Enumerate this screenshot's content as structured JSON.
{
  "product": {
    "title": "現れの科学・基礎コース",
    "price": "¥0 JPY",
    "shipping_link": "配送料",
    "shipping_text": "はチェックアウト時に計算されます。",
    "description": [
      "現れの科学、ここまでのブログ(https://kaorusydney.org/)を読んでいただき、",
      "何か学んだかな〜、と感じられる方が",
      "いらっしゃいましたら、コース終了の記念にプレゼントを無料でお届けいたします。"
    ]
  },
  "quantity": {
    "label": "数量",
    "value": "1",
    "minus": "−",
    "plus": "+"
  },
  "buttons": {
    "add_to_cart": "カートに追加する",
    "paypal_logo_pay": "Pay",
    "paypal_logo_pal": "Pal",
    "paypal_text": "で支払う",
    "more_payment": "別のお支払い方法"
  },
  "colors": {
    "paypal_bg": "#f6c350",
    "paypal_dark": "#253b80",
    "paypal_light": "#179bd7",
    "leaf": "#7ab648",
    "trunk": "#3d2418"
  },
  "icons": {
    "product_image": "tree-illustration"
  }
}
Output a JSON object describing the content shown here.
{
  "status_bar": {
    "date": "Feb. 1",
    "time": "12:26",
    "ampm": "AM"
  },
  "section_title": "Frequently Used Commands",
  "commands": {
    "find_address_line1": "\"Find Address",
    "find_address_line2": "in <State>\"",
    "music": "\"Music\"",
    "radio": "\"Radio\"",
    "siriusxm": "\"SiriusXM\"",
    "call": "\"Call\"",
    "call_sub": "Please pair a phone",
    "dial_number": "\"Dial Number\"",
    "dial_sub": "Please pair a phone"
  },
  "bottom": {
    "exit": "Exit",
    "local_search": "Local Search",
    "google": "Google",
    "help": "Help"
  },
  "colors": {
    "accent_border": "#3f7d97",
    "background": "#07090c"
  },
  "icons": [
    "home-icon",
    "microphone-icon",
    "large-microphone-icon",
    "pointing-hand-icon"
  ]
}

------------------------------------------------

• **Given exercise**
Which lines hold the word "content"? Copy each of them from the records.

• **Output for this task**
Enumerate this screenshot's content as structured JSON.
Output a JSON object describing the content shown here.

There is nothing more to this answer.